Gather each line containing the string "TESTE" from these entries.

(Stored entries)
◇ ◇ ◇ ◇ ◇ ◇ ◇
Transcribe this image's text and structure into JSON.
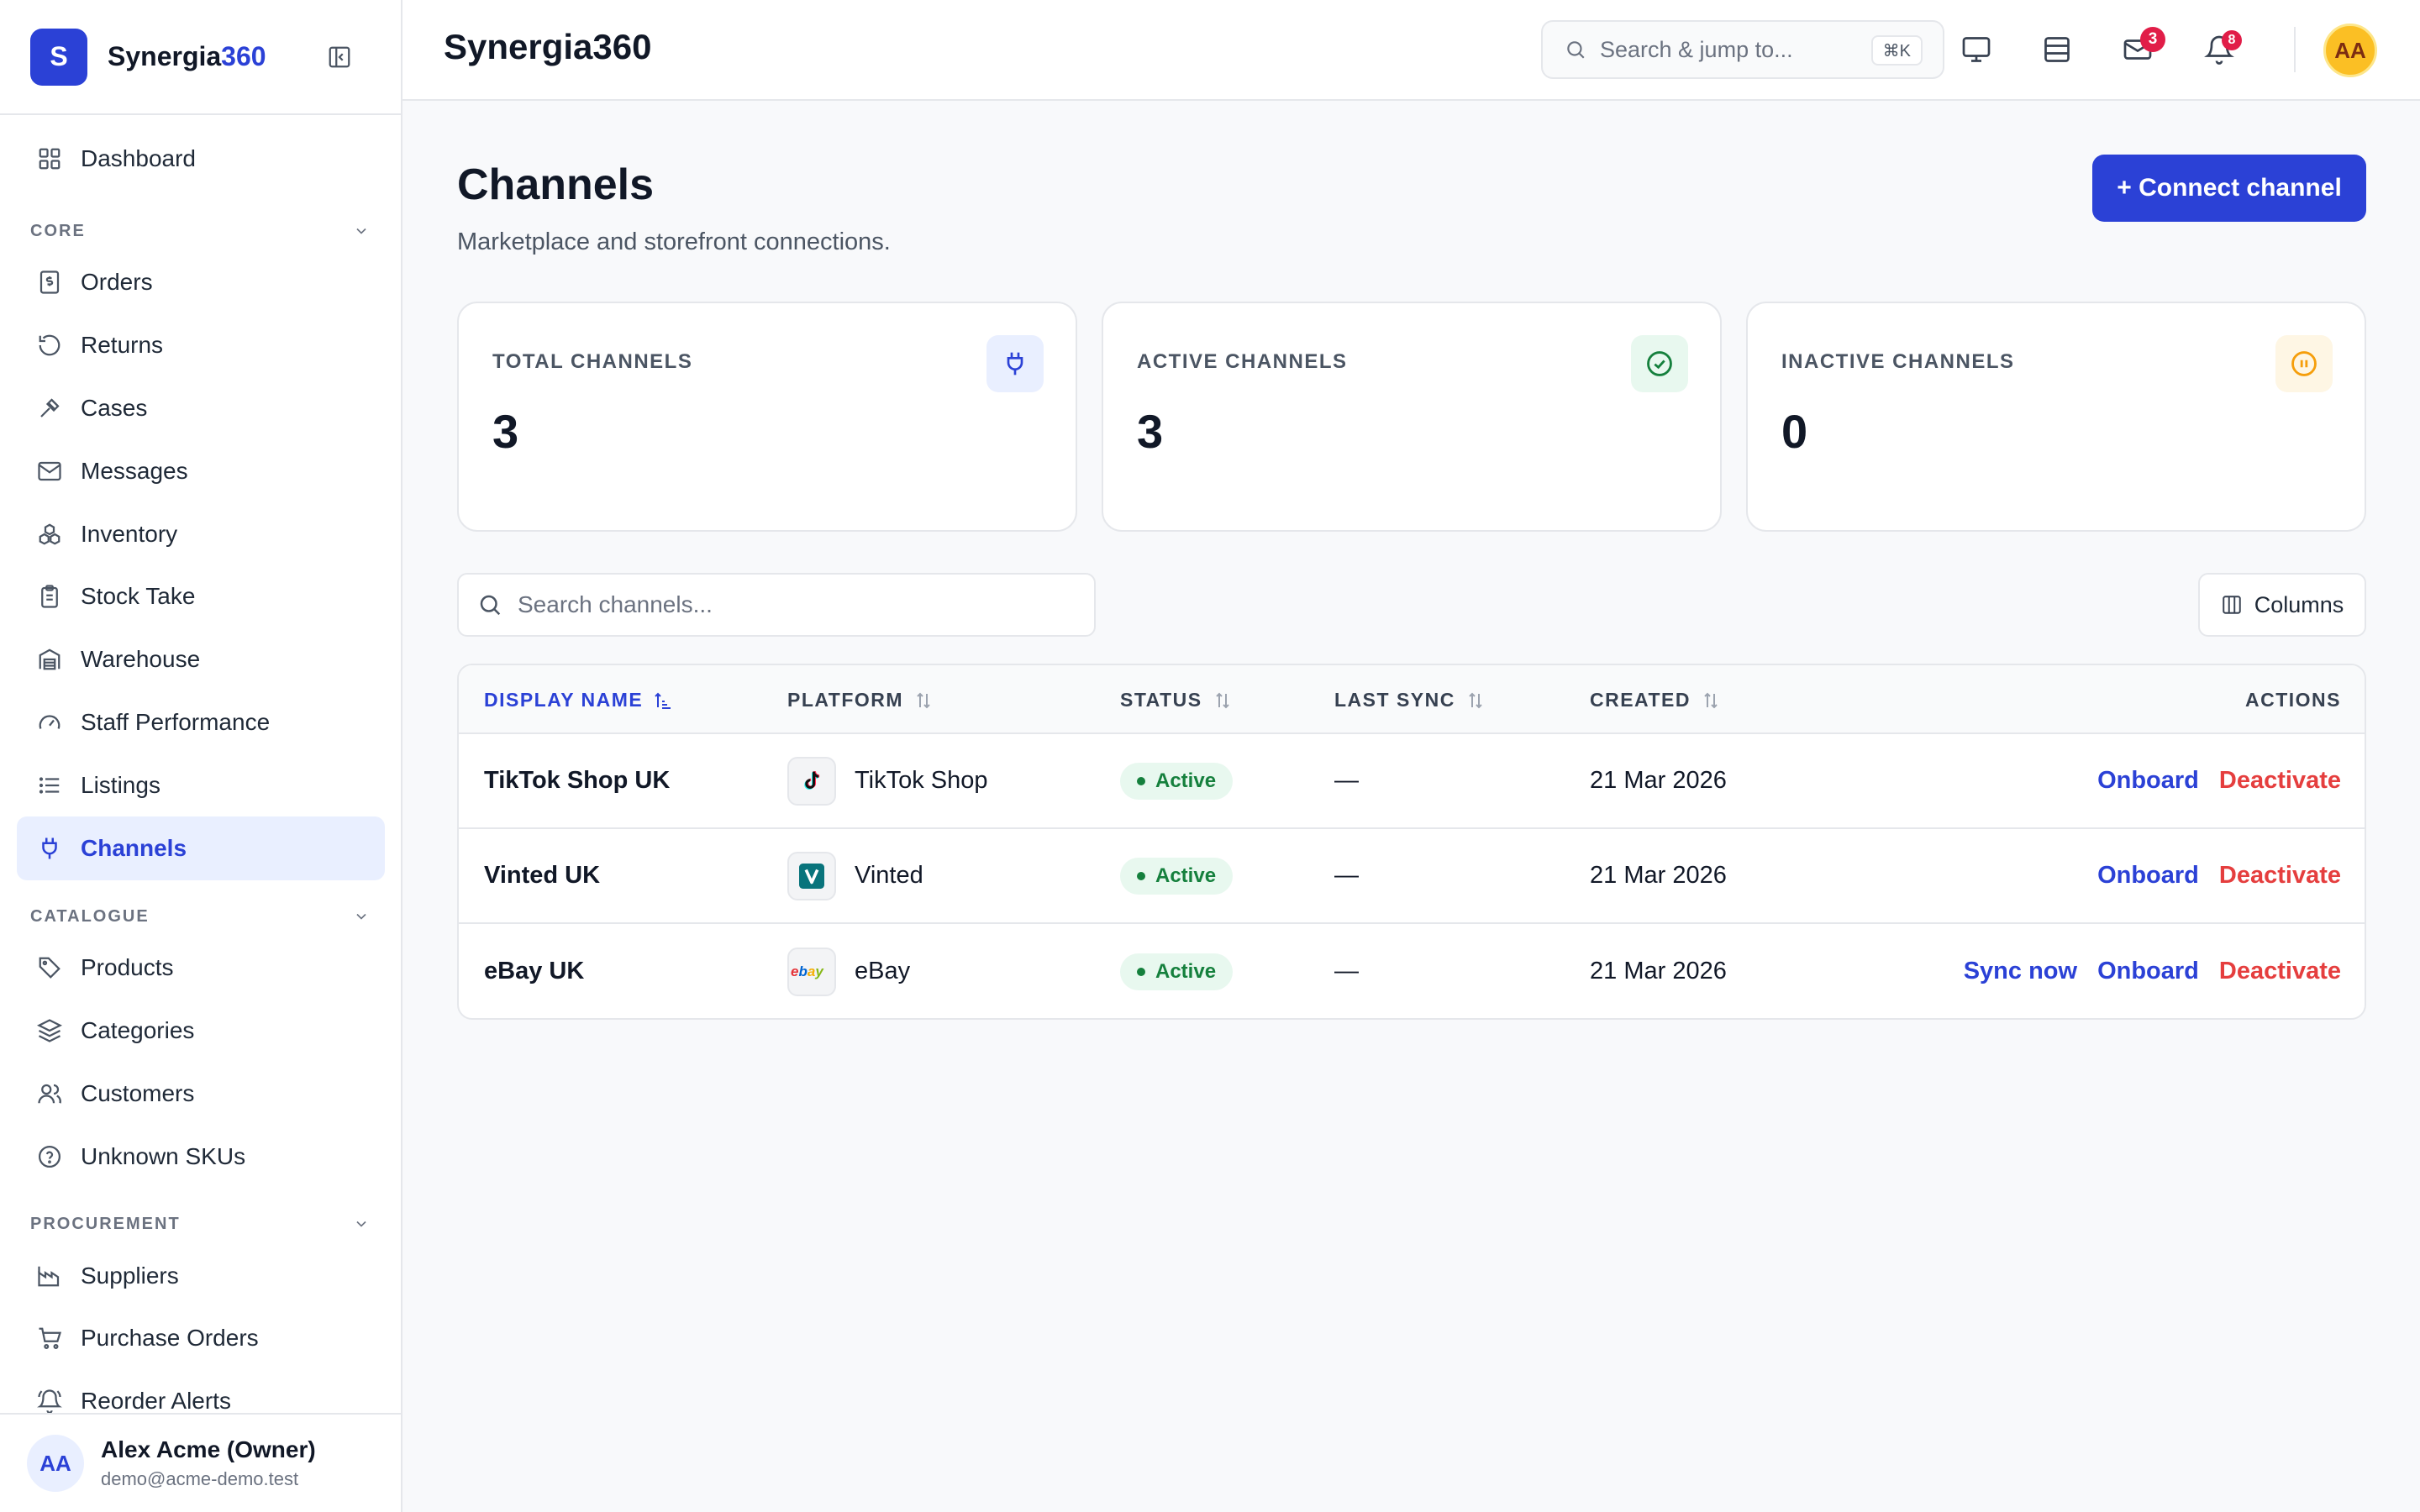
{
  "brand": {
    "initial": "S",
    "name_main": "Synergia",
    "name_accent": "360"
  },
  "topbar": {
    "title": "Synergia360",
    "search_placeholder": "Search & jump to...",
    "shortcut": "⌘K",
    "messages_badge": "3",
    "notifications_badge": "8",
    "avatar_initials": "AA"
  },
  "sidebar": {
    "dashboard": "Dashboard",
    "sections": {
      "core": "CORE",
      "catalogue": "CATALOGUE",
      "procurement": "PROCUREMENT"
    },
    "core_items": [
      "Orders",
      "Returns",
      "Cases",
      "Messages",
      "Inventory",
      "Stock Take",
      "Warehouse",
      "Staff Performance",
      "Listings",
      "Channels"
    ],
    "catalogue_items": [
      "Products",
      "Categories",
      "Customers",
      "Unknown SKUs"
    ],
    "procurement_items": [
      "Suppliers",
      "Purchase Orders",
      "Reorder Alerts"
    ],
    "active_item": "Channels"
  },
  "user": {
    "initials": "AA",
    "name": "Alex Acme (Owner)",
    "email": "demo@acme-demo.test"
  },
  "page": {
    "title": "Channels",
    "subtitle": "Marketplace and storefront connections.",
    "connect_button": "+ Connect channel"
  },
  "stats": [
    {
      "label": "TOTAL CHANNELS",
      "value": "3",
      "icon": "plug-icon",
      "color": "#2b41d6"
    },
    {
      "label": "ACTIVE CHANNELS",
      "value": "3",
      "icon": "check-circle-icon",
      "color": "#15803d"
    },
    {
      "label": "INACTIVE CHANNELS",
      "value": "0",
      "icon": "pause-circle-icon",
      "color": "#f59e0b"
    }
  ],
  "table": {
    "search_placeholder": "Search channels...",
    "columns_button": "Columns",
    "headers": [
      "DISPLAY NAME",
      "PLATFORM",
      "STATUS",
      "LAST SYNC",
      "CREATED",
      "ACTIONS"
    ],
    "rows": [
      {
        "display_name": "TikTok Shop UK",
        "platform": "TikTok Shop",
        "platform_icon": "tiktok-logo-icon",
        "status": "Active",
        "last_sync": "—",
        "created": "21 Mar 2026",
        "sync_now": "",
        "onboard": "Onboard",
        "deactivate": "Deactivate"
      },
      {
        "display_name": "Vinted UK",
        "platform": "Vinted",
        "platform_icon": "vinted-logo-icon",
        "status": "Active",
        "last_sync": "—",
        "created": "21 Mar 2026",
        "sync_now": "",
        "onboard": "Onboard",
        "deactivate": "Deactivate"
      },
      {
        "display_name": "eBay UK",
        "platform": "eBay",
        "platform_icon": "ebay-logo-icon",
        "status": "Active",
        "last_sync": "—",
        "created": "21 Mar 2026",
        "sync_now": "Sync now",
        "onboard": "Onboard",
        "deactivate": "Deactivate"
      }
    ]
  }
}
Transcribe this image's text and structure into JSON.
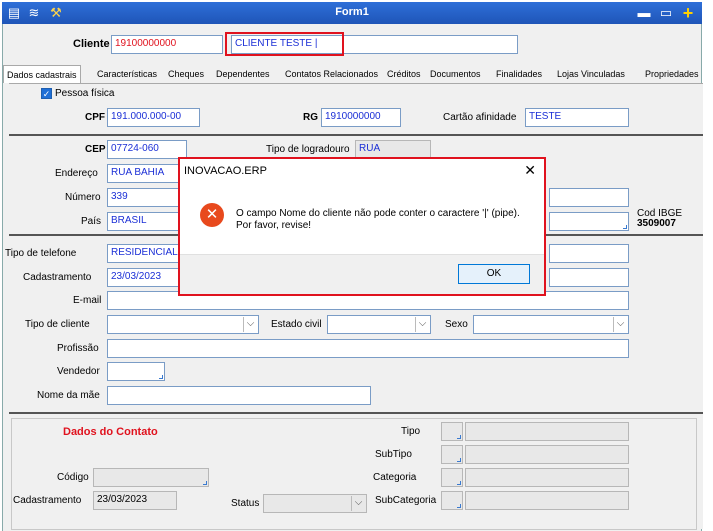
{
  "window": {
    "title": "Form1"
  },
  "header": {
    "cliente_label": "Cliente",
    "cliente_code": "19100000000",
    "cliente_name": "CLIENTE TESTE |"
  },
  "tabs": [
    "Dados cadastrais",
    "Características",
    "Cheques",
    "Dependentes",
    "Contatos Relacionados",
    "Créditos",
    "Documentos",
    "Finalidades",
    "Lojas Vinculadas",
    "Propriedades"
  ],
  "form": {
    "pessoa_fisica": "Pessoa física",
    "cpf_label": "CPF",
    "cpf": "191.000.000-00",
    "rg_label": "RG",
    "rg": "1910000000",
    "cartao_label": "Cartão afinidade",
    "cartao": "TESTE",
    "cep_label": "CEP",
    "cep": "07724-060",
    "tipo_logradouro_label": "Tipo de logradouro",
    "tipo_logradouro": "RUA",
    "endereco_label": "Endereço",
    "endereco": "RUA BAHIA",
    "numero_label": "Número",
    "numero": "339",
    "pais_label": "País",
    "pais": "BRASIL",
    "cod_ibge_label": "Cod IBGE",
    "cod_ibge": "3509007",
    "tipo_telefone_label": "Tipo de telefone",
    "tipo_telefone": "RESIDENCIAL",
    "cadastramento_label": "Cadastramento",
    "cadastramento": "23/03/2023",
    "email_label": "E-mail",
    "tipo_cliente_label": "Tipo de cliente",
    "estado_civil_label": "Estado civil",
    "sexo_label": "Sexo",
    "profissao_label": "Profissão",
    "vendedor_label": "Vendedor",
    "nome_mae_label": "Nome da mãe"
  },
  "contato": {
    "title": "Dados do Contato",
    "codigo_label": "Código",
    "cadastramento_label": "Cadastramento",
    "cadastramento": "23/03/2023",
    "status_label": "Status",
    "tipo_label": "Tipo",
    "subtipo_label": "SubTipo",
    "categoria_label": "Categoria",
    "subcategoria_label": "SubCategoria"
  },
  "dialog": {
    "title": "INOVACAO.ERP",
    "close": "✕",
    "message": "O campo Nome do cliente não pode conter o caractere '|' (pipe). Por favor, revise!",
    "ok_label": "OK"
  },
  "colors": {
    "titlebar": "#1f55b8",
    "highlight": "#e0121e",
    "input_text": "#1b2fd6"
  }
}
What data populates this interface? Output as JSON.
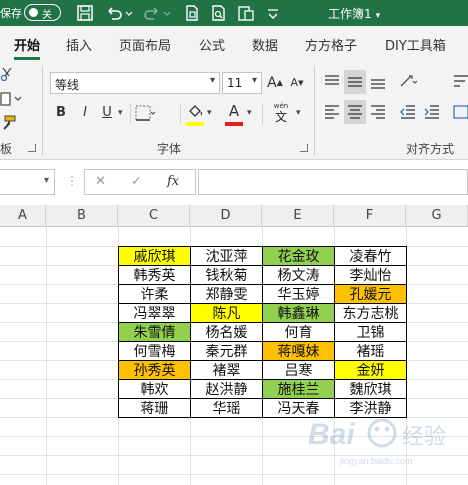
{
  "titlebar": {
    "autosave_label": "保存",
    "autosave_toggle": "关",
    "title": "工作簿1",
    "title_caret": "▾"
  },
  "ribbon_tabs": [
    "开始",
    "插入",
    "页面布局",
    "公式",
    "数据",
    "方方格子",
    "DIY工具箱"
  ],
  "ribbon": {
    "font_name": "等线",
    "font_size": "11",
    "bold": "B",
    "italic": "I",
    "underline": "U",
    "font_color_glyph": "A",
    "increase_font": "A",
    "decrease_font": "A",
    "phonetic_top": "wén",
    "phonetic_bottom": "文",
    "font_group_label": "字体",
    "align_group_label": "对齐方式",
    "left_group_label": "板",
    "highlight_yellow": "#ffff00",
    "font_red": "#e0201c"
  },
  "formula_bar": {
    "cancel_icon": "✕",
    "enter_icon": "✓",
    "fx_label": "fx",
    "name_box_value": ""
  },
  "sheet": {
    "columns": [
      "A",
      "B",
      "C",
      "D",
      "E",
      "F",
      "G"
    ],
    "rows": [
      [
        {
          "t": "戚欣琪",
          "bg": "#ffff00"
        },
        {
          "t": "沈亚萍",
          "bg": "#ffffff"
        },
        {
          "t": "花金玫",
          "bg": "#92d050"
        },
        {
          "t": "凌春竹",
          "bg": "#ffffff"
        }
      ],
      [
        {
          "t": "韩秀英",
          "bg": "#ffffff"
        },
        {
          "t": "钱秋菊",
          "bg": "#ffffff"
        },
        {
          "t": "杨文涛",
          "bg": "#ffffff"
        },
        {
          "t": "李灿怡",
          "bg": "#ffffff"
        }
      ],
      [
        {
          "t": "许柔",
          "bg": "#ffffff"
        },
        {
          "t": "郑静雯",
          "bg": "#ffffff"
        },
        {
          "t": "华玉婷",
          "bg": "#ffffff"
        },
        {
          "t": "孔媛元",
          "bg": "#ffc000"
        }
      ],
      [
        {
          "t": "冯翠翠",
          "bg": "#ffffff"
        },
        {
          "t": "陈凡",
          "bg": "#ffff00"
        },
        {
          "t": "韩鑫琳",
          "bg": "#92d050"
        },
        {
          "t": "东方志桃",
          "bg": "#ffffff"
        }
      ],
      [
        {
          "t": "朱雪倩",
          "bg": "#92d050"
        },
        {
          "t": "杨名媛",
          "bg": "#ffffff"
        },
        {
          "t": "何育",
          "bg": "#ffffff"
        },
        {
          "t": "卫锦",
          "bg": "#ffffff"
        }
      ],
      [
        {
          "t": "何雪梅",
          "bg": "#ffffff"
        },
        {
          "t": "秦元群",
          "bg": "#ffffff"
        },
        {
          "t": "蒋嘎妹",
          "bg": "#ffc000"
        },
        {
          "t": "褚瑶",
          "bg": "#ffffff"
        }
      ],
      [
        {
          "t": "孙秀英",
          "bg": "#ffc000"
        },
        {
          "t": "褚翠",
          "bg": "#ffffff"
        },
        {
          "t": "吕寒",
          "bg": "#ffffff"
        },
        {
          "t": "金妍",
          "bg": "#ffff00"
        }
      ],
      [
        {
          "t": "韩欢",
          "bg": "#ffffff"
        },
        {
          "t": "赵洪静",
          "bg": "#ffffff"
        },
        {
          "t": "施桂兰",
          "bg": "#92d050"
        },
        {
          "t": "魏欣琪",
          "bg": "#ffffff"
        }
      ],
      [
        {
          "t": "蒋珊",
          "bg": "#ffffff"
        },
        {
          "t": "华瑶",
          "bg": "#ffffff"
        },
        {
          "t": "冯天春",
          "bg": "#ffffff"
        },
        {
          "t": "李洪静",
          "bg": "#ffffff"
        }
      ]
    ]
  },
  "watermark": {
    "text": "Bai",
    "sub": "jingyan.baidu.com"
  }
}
◇ ◇ ◇ ◇ ◇ ◇ ◇
Answer for this exercise:
    "cliente_name": "CLIENTE TESTE |"
    "cartao": "TESTE",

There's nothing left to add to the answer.